(EXERCISE INPUTS):
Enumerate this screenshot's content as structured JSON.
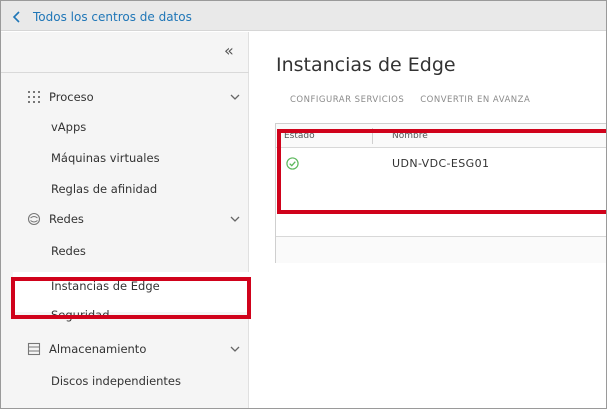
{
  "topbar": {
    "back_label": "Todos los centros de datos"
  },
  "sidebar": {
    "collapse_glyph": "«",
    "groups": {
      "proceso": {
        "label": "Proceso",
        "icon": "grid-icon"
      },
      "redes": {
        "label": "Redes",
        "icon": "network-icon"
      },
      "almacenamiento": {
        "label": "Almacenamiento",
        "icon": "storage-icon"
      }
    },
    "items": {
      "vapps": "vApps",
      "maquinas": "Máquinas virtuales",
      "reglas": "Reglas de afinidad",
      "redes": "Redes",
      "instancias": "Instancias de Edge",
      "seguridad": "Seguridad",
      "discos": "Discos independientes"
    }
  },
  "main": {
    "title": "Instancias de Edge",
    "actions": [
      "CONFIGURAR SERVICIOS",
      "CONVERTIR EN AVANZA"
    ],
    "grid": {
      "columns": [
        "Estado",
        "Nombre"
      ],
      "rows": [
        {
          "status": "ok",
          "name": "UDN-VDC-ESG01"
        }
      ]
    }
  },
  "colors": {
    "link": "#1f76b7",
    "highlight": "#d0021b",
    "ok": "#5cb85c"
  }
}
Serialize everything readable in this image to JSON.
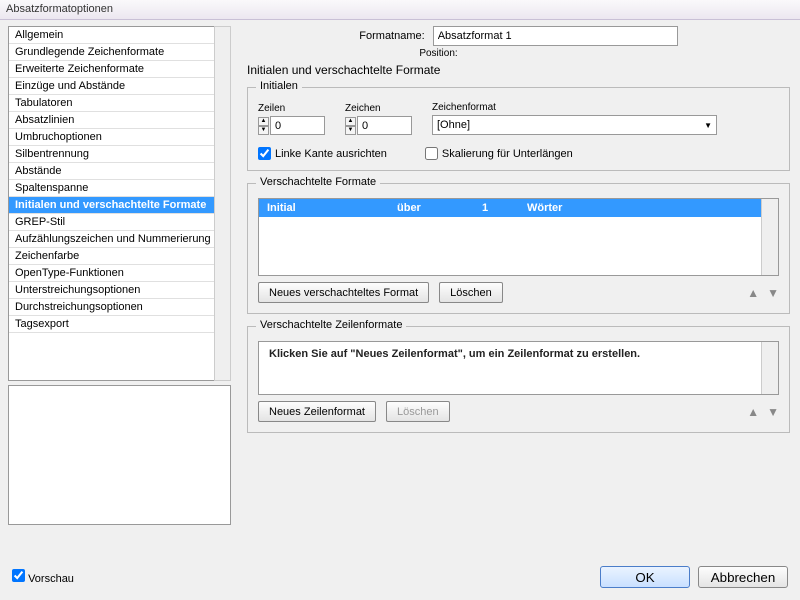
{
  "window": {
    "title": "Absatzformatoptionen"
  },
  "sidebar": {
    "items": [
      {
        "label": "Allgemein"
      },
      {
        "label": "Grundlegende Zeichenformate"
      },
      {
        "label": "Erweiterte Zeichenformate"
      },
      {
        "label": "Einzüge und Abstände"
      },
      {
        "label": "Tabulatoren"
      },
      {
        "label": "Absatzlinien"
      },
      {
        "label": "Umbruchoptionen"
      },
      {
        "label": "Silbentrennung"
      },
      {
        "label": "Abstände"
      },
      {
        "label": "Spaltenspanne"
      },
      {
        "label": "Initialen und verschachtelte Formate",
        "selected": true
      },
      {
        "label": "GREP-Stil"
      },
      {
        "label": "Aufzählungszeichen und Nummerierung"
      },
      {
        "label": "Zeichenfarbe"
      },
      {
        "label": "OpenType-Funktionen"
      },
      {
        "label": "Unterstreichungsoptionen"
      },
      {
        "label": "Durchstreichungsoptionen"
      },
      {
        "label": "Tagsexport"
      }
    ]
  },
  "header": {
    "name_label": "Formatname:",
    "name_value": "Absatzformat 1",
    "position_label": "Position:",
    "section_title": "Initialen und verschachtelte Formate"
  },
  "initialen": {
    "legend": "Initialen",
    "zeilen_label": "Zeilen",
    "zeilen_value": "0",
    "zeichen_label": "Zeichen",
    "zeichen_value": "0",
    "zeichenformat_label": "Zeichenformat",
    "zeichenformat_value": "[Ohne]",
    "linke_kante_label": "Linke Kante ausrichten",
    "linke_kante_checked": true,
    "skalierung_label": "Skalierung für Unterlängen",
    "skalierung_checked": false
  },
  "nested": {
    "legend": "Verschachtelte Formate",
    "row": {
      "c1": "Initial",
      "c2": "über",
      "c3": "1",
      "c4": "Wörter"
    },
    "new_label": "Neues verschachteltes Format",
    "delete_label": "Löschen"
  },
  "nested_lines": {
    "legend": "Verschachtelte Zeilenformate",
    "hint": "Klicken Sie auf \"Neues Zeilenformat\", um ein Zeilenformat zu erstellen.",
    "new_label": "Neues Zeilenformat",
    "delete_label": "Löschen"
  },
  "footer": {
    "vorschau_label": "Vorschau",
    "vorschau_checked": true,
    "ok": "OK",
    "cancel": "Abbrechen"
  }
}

(WHAT YOU HAVE TO DO): Keep only those lines of the records that hold "this", and return them.

(FINISHED ANSWER):
Enumerate this screenshot's content as structured JSON.
Serialize everything readable in this image to JSON.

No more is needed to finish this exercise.